» **Prompt**:
Copy every line of the records below where the word "seguito" occurs.

— start of Records provided —

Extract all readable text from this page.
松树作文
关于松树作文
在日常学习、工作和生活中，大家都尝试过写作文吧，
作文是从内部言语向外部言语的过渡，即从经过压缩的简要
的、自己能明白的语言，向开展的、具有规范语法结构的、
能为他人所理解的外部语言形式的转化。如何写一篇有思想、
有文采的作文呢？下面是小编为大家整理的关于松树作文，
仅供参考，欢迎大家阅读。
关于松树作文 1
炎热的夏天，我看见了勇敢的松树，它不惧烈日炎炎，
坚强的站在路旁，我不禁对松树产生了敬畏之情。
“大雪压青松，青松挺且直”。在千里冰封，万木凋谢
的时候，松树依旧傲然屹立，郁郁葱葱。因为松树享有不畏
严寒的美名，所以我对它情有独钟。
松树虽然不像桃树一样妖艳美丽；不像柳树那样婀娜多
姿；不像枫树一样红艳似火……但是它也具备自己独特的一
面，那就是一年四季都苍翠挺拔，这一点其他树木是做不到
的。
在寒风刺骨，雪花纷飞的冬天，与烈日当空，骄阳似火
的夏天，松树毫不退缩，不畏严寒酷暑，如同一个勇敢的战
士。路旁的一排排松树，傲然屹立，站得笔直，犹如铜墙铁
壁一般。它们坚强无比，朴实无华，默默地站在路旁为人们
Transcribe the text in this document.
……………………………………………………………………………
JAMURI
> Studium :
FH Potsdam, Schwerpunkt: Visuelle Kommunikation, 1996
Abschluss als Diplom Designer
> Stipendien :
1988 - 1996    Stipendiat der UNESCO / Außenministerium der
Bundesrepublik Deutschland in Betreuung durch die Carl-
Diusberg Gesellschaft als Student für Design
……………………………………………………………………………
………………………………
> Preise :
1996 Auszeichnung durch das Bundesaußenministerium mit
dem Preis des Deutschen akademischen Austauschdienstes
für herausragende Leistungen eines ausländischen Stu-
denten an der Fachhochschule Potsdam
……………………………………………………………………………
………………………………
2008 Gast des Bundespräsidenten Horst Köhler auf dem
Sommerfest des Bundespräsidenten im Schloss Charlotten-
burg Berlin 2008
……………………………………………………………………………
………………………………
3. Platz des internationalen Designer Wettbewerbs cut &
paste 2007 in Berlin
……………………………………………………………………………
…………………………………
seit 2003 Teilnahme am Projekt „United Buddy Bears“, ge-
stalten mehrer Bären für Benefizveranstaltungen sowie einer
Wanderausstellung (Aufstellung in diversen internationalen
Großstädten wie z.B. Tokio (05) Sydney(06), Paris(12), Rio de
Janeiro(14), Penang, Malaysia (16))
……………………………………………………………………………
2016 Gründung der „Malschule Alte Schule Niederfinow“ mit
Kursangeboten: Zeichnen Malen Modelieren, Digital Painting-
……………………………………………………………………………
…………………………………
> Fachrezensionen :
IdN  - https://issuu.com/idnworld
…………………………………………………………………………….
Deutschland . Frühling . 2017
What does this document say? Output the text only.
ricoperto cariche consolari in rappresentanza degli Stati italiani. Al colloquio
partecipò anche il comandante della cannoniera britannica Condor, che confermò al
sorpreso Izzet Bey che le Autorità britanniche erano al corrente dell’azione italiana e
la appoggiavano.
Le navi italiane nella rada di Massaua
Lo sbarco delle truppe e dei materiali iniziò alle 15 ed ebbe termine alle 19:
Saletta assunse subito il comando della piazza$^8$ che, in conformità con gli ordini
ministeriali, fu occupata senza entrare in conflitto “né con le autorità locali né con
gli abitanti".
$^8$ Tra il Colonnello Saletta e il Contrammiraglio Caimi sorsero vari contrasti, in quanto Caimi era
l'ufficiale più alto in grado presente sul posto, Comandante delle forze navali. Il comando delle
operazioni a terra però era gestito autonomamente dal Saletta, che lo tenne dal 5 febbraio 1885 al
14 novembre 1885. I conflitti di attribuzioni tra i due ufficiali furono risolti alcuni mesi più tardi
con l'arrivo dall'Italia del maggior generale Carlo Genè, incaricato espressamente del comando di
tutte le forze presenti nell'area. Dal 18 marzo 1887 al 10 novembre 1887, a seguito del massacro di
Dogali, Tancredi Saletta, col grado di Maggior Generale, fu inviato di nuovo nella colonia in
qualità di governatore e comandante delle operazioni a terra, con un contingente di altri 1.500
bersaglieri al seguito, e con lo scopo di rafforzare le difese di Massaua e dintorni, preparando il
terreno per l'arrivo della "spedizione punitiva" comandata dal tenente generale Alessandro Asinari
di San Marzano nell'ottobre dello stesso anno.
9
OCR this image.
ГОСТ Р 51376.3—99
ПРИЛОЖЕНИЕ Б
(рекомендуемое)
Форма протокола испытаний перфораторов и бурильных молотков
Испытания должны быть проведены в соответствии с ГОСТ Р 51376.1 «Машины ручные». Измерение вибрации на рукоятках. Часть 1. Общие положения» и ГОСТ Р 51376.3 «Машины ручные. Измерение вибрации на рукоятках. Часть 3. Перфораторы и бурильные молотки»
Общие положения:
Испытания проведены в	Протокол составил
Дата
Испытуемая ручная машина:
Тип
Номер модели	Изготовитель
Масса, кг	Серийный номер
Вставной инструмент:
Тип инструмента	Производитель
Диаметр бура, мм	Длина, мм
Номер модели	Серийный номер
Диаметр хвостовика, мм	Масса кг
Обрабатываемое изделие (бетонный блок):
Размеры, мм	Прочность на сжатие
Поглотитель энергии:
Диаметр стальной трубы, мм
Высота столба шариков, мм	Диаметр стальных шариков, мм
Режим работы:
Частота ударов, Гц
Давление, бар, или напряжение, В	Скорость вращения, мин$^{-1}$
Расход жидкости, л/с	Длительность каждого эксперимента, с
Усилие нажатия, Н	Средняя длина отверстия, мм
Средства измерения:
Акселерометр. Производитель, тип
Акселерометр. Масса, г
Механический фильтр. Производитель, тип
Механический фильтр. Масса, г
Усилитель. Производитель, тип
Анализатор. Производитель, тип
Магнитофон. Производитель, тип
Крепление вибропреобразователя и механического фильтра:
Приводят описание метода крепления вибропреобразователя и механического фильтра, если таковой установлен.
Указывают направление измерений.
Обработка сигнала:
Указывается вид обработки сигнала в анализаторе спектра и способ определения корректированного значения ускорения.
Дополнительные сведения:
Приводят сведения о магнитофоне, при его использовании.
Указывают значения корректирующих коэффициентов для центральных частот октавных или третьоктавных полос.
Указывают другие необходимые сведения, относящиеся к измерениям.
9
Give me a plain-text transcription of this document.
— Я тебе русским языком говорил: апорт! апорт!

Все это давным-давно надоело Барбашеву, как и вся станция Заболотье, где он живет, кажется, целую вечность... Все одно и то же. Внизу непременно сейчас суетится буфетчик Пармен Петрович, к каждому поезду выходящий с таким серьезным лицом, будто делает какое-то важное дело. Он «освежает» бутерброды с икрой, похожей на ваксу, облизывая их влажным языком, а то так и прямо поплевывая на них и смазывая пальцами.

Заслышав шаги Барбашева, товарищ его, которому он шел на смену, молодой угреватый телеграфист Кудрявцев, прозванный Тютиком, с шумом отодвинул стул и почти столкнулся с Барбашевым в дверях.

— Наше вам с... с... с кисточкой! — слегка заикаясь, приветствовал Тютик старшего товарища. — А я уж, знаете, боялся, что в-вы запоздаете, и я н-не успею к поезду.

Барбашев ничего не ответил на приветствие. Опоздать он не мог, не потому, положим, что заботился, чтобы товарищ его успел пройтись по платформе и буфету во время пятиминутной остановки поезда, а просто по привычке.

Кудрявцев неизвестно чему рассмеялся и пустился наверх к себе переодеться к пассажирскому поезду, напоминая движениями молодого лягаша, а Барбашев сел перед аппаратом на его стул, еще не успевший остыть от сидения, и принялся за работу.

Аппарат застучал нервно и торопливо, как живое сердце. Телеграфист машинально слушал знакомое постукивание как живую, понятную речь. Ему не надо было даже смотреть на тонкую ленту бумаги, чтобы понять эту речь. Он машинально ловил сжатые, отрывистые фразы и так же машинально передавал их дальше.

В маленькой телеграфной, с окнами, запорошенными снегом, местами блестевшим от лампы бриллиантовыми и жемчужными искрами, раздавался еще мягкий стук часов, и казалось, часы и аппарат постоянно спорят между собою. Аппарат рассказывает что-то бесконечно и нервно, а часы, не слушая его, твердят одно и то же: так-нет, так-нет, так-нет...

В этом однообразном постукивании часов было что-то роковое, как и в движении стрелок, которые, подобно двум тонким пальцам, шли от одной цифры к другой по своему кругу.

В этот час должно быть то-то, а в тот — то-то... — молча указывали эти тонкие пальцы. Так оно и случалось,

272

— end of Records provided —

» **Solution to this problem**:
tutte le forze presenti nell'area. Dal 18 marzo 1887 al 10 novembre 1887, a seguito del massacro di
bersaglieri al seguito, e con lo scopo di rafforzare le difese di Massaua e dintorni, preparando il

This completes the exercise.